Task to complete
Count lines holding the word "кость". Only the number is wanted.
_ _ _ _ _
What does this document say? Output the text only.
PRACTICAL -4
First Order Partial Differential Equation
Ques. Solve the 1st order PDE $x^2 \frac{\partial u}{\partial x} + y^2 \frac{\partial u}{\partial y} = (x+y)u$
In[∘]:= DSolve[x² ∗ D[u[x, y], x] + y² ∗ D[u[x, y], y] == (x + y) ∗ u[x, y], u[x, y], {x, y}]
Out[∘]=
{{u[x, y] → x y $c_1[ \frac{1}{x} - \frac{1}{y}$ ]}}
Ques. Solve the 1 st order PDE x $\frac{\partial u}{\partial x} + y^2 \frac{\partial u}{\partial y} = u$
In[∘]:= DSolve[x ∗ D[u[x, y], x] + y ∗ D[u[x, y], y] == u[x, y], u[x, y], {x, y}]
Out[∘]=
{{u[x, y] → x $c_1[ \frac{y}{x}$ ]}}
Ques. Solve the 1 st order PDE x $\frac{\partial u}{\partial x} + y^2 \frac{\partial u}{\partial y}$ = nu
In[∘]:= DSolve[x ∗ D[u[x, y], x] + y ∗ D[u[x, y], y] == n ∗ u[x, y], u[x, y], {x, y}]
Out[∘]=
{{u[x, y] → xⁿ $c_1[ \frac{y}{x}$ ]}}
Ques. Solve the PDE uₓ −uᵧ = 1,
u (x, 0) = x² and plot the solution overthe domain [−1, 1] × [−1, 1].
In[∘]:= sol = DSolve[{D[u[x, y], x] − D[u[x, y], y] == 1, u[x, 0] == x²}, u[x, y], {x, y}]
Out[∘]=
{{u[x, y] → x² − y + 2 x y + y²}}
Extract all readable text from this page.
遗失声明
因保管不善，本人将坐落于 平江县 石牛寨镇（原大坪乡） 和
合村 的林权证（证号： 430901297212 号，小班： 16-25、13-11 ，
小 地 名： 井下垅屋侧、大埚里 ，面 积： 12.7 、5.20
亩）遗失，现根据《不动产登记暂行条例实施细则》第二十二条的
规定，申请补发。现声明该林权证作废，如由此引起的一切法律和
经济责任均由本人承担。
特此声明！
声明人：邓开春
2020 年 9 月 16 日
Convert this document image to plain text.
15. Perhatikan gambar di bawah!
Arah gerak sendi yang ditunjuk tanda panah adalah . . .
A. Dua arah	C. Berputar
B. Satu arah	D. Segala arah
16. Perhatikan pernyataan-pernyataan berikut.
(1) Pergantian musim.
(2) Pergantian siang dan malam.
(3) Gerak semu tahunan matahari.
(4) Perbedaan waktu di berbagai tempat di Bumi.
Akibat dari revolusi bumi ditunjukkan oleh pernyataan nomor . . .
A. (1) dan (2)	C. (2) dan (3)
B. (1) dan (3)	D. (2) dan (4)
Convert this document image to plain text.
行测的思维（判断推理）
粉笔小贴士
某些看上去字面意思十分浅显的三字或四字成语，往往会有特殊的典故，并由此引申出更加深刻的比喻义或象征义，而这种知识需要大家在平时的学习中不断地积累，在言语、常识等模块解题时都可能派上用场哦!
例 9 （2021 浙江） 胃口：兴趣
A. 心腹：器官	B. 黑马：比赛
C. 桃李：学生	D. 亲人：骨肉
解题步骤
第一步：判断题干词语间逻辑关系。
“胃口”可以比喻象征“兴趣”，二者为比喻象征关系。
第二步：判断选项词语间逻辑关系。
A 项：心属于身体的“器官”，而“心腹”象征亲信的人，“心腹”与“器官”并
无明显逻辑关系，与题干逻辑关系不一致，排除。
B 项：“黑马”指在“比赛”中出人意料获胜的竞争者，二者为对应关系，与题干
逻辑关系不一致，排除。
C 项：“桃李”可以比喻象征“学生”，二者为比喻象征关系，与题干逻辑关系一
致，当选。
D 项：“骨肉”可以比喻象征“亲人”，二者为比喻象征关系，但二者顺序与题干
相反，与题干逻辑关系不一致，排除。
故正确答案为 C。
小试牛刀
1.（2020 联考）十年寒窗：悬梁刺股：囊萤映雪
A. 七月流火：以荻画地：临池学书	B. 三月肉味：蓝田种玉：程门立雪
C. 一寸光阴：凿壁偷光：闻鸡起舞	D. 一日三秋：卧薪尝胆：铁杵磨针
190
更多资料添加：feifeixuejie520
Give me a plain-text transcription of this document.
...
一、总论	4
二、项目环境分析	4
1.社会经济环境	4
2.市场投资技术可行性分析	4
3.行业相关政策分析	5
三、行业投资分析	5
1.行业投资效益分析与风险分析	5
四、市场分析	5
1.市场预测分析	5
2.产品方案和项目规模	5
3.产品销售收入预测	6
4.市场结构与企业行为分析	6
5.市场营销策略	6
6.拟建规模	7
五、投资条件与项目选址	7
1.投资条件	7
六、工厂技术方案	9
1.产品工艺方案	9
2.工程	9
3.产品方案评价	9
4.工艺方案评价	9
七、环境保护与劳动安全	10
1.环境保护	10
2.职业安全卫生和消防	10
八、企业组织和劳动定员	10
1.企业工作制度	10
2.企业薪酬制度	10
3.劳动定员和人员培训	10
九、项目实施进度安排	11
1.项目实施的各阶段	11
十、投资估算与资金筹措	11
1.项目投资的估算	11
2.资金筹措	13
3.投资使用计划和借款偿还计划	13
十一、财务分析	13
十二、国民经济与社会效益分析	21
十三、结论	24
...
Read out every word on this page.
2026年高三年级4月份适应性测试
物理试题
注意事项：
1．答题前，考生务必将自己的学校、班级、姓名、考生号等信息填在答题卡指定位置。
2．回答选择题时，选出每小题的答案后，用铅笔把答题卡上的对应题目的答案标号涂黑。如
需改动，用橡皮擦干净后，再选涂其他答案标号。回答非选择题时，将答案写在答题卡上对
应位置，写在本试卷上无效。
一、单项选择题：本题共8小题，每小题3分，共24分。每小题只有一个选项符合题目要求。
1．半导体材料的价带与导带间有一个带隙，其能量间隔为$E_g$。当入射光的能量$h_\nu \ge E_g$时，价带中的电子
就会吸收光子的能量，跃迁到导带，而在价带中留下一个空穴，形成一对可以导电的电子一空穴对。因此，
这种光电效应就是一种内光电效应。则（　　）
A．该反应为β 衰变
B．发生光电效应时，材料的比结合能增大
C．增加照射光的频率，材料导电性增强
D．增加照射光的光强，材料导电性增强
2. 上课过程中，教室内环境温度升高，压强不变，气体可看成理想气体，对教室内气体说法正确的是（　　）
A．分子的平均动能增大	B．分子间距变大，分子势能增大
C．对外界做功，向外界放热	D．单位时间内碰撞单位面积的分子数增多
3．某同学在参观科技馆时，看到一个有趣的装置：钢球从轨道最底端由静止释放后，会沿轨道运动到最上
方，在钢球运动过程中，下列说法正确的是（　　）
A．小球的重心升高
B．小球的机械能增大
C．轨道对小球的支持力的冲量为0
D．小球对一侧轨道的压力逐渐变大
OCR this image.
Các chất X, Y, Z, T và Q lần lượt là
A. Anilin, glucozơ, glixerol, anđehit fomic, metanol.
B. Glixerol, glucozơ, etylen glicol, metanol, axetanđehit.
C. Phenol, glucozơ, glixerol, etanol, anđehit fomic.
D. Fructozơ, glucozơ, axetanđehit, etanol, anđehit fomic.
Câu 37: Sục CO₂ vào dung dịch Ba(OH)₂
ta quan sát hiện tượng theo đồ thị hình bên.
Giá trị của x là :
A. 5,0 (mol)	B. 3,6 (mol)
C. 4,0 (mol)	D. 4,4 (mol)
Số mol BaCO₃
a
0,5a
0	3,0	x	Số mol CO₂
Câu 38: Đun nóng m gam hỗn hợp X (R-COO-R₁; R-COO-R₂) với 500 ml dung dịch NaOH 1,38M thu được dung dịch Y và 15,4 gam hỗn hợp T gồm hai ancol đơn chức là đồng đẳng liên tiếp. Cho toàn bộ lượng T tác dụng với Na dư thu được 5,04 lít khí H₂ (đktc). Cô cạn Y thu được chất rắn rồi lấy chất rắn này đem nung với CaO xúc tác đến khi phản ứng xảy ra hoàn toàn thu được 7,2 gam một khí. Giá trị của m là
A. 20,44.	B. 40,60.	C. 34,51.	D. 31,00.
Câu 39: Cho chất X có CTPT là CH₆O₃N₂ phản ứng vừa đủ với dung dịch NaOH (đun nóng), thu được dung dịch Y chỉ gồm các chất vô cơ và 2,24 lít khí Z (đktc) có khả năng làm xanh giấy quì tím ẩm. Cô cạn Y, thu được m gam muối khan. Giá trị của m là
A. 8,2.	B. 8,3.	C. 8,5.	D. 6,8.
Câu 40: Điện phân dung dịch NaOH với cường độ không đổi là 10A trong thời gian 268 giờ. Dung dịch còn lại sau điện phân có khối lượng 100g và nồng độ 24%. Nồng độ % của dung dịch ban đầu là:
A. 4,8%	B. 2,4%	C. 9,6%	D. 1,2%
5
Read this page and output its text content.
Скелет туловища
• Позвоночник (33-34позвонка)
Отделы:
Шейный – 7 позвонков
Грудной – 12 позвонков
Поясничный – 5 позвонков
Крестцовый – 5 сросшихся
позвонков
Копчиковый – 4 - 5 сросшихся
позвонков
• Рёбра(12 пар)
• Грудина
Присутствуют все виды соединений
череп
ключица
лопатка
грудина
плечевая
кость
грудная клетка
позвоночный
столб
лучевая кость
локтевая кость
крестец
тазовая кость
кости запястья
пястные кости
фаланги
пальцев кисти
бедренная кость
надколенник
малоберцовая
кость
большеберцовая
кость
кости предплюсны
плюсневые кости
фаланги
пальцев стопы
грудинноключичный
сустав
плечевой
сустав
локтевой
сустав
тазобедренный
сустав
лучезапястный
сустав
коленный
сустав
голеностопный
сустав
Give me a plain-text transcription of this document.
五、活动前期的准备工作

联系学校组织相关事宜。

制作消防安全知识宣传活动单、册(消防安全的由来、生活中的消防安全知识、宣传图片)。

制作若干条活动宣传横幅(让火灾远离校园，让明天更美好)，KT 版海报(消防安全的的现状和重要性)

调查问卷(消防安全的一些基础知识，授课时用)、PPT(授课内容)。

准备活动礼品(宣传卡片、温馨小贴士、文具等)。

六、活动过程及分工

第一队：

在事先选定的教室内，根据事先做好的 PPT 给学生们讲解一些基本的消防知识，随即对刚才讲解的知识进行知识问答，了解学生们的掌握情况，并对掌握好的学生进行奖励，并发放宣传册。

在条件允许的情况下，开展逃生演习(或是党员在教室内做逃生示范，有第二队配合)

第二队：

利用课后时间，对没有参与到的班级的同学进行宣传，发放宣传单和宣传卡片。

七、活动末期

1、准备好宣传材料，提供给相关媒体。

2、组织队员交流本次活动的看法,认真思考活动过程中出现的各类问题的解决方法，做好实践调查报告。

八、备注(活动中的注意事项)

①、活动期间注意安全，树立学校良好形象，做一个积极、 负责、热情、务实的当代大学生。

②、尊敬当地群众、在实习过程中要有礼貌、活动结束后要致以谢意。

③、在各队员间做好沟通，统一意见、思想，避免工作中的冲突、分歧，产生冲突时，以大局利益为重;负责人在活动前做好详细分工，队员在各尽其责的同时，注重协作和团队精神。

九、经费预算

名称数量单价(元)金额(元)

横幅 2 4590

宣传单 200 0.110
_ _ _ _ _
Response to this exercise
7